──────── Listed entries ────────

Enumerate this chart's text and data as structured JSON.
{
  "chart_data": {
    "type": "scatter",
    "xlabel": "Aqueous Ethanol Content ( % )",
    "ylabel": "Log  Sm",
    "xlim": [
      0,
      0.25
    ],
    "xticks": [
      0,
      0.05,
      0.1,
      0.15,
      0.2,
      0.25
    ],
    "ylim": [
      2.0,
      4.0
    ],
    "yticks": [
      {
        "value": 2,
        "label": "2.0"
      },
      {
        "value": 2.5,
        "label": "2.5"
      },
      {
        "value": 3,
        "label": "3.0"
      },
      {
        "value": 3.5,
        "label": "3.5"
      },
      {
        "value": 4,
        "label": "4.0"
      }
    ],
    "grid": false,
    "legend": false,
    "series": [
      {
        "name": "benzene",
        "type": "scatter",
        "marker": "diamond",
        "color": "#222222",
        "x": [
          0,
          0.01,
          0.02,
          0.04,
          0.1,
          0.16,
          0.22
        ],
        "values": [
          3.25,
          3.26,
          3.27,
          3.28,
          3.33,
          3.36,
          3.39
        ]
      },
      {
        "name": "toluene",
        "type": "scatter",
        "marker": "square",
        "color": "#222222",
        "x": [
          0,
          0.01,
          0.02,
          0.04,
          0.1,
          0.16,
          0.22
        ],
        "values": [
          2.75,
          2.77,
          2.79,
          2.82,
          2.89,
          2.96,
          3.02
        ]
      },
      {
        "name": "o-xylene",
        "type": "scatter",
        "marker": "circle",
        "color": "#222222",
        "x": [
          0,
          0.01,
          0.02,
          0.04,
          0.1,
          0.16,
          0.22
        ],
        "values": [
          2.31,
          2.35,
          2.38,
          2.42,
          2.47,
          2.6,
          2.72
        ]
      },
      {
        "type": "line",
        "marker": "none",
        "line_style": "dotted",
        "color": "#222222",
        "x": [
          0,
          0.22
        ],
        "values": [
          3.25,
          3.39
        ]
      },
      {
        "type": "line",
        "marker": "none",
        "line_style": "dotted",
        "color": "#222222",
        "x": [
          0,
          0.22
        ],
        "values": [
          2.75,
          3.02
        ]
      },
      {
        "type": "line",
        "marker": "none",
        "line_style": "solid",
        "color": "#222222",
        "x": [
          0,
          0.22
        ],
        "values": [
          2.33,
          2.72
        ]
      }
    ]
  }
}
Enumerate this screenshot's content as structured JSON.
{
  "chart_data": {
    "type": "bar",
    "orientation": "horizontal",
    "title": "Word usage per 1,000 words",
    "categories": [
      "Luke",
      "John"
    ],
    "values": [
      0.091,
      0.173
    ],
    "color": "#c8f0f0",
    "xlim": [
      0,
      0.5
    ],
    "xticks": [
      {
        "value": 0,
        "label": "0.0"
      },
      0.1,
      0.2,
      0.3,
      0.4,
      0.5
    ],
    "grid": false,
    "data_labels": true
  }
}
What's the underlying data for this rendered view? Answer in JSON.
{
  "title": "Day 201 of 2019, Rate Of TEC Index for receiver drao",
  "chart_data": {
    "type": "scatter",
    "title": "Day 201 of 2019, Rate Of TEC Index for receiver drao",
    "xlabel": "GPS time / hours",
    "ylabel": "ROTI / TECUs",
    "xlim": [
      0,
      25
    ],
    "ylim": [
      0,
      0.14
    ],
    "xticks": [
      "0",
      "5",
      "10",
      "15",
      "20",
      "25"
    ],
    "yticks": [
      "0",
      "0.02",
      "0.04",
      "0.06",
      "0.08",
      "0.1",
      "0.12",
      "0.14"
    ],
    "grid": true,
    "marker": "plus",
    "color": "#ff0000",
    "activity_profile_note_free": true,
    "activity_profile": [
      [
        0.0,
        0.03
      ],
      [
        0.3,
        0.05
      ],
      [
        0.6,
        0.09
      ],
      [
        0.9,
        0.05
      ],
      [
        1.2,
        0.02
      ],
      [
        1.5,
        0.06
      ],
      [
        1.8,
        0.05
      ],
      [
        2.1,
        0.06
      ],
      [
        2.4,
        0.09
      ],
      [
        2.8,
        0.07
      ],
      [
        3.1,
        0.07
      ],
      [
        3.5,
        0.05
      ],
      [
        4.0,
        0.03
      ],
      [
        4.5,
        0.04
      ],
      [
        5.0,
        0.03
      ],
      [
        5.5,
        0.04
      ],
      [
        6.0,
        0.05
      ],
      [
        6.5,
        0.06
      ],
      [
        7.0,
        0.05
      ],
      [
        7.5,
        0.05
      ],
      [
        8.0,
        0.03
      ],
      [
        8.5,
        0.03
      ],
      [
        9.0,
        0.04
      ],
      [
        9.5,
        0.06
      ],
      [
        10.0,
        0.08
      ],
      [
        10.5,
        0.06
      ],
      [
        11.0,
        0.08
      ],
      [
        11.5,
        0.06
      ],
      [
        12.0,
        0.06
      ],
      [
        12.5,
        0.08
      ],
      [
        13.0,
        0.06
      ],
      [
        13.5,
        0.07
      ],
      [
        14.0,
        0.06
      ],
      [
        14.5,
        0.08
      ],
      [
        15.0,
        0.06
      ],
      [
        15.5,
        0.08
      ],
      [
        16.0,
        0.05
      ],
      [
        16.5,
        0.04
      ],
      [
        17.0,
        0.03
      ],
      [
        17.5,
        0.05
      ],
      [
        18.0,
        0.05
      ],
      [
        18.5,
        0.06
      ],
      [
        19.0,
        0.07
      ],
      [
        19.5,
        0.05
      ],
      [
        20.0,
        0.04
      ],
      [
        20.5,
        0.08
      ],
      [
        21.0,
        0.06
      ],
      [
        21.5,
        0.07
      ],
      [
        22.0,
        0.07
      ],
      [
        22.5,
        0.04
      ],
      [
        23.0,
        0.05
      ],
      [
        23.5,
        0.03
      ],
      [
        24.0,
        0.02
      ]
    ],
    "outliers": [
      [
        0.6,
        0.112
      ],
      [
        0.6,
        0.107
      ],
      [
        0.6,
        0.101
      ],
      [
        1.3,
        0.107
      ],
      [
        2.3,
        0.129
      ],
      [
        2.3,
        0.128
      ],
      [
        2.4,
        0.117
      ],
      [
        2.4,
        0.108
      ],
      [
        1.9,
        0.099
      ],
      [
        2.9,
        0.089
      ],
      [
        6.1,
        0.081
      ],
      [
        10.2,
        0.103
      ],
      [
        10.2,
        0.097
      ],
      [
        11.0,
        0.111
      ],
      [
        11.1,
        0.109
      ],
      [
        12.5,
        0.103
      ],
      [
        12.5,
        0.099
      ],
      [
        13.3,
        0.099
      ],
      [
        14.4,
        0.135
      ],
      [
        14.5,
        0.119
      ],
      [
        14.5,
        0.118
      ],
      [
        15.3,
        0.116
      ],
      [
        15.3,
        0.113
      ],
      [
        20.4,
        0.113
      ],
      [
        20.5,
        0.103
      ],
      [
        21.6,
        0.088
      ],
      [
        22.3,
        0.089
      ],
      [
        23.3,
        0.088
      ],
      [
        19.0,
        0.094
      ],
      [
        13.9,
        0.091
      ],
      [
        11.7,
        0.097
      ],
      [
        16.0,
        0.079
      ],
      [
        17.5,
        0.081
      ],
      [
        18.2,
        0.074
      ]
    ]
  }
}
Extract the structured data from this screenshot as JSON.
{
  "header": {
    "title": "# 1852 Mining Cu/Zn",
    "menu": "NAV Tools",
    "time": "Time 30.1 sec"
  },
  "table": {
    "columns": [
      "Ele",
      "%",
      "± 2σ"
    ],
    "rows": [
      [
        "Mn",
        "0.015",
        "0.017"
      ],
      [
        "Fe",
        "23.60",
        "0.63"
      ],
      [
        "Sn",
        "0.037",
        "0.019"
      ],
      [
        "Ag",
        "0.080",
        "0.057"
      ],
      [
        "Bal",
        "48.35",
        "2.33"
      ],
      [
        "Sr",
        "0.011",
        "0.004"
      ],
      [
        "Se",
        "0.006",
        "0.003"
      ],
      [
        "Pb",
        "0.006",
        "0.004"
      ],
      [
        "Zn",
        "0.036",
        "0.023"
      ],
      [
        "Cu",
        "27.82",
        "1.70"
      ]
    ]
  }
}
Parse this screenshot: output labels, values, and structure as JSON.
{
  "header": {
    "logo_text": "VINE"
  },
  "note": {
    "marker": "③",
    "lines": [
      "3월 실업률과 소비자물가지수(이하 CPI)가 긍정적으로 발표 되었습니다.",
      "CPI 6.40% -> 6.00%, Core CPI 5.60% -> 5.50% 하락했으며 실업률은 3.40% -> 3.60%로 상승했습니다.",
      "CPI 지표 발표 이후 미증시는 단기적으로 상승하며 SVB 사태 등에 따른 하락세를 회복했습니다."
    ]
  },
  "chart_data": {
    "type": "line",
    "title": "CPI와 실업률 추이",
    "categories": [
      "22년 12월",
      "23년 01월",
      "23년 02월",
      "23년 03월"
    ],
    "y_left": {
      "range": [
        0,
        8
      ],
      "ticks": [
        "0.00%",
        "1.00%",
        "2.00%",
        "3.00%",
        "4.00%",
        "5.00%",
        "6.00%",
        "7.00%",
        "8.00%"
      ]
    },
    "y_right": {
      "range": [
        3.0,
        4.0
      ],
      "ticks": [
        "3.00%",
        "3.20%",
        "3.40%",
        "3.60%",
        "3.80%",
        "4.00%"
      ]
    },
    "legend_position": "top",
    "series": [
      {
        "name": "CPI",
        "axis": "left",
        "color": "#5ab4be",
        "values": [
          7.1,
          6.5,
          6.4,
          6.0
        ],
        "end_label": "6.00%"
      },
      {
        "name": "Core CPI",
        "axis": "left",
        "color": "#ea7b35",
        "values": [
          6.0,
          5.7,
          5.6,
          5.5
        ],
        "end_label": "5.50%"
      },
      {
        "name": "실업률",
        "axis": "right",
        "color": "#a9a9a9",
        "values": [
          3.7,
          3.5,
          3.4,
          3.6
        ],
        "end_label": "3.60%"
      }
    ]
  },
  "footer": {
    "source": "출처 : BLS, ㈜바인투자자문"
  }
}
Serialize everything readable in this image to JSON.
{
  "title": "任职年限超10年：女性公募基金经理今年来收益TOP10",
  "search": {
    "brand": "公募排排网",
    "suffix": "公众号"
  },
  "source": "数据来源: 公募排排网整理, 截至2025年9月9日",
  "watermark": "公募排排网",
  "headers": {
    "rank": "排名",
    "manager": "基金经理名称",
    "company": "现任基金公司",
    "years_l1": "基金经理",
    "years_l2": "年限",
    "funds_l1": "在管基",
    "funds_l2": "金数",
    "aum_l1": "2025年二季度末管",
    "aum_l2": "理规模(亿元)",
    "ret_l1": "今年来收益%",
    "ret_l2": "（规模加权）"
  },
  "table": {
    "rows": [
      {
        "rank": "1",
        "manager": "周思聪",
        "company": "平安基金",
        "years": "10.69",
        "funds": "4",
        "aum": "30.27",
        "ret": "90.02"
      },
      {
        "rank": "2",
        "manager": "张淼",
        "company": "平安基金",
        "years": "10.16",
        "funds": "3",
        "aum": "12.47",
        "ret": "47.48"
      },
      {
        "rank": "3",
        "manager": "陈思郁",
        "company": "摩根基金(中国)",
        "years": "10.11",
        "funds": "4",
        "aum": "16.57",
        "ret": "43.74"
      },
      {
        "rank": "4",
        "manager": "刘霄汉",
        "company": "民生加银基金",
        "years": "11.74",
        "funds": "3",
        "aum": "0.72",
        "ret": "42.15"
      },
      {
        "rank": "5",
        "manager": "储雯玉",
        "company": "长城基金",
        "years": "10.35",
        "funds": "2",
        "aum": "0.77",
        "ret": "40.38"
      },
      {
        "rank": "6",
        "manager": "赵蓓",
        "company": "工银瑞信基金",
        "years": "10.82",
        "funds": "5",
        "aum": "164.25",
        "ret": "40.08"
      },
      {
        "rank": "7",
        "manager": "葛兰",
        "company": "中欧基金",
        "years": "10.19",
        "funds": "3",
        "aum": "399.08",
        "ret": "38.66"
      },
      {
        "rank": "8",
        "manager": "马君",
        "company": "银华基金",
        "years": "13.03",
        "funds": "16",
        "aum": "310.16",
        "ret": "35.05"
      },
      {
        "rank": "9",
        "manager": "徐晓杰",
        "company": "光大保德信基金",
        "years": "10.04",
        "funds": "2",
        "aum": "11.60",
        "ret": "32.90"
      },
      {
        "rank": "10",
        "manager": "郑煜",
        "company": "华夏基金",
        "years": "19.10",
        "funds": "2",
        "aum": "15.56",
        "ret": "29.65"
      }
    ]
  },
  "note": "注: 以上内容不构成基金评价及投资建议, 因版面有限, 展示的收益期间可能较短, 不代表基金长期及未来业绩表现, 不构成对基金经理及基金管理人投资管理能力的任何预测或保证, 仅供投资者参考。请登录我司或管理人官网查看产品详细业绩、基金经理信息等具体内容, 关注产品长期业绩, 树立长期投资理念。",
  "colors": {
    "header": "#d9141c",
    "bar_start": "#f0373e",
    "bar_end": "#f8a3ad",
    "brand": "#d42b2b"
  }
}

────────

◆ Aim of the exercise ◆
Find all lines holding the string "this" and copy them.

◆ Answer ◆
Enumerate this chart's text and data as structured JSON.
Enumerate this screenshot's content as structured JSON.
What's the underlying data for this rendered view? Answer in JSON.
Extract the structured data from this screenshot as JSON.
Parse this screenshot: output labels, values, and structure as JSON.
Serialize everything readable in this image to JSON.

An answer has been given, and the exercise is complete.